Review the material and extract every line in which the word "sbas" occurs.

--- Excerpted data ---
════════════════════
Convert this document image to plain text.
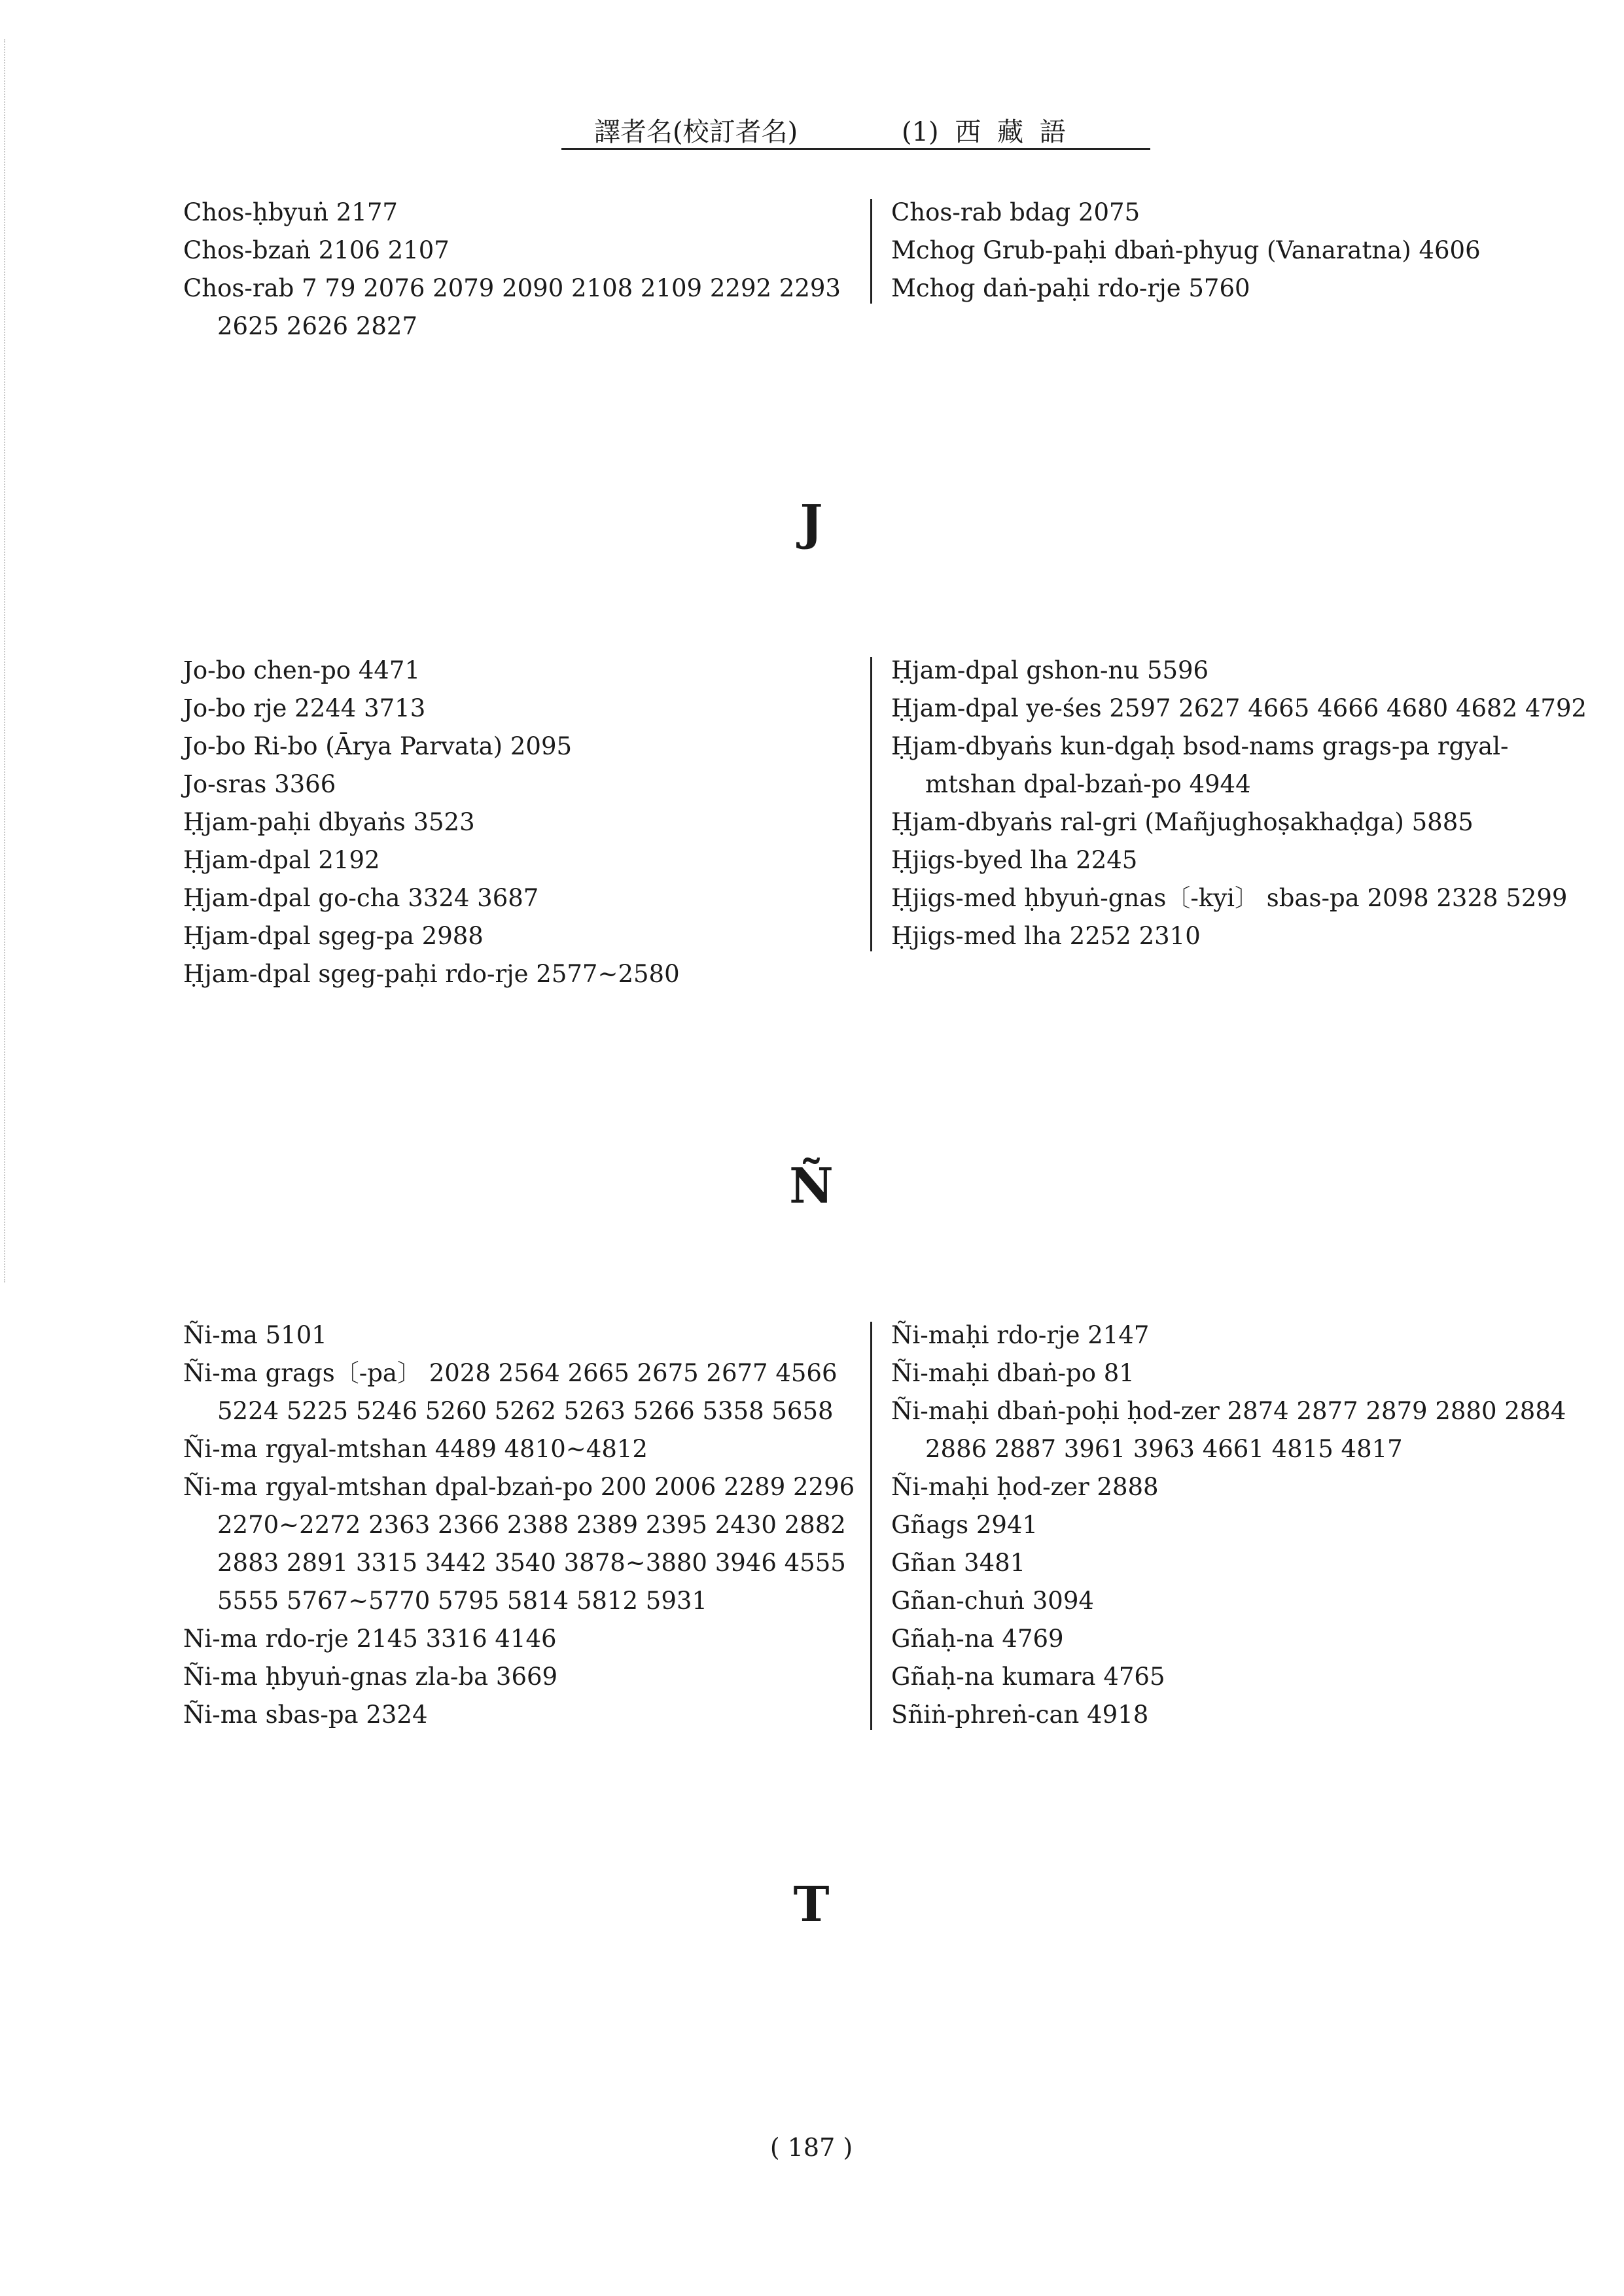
譯者名(校訂者名)	(1) 西 藏 語
Chos-ḥbyuṅ 2177
Chos-bzaṅ 2106 2107
Chos-rab 7 79 2076 2079 2090 2108 2109 2292 2293 2625 2626 2827
Chos-rab bdag 2075
Mchog Grub-paḥi dbaṅ-phyug (Vanaratna) 4606
Mchog daṅ-paḥi rdo-rje 5760
J
Jo-bo chen-po 4471
Jo-bo rje 2244 3713
Jo-bo Ri-bo (Ārya Parvata) 2095
Jo-sras 3366
Ḥjam-paḥi dbyaṅs 3523
Ḥjam-dpal 2192
Ḥjam-dpal go-cha 3324 3687
Ḥjam-dpal sgeg-pa 2988
Ḥjam-dpal sgeg-paḥi rdo-rje 2577~2580
Ḥjam-dpal gshon-nu 5596
Ḥjam-dpal ye-śes 2597 2627 4665 4666 4680 4682 4792
Ḥjam-dbyaṅs kun-dgaḥ bsod-nams grags-pa rgyal-mtshan dpal-bzaṅ-po 4944
Ḥjam-dbyaṅs ral-gri (Mañjughoṣakhaḍga) 5885
Ḥjigs-byed lha 2245
Ḥjigs-med ḥbyuṅ-gnas〔-kyi〕 sbas-pa 2098 2328 5299
Ḥjigs-med lha 2252 2310
Ñ
Ñi-ma 5101
Ñi-ma grags〔-pa〕 2028 2564 2665 2675 2677 4566 5224 5225 5246 5260 5262 5263 5266 5358 5658
Ñi-ma rgyal-mtshan 4489 4810~4812
Ñi-ma rgyal-mtshan dpal-bzaṅ-po 200 2006 2289 2296 2270~2272 2363 2366 2388 2389 2395 2430 2882 2883 2891 3315 3442 3540 3878~3880 3946 4555 5555 5767~5770 5795 5814 5812 5931
Ni-ma rdo-rje 2145 3316 4146
Ñi-ma ḥbyuṅ-gnas zla-ba 3669
Ñi-ma sbas-pa 2324
Ñi-maḥi rdo-rje 2147
Ñi-maḥi dbaṅ-po 81
Ñi-maḥi dbaṅ-poḥi ḥod-zer 2874 2877 2879 2880 2884 2886 2887 3961 3963 4661 4815 4817
Ñi-maḥi ḥod-zer 2888
Gñags 2941
Gñan 3481
Gñan-chuṅ 3094
Gñaḥ-na 4769
Gñaḥ-na kumara 4765
Sñiṅ-phreṅ-can 4918
T
( 187 )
════════════════════
--- Correct answer ---
Ḥjigs-med ḥbyuṅ-gnas〔-kyi〕 sbas-pa 2098 2328 5299
Ñi-ma sbas-pa 2324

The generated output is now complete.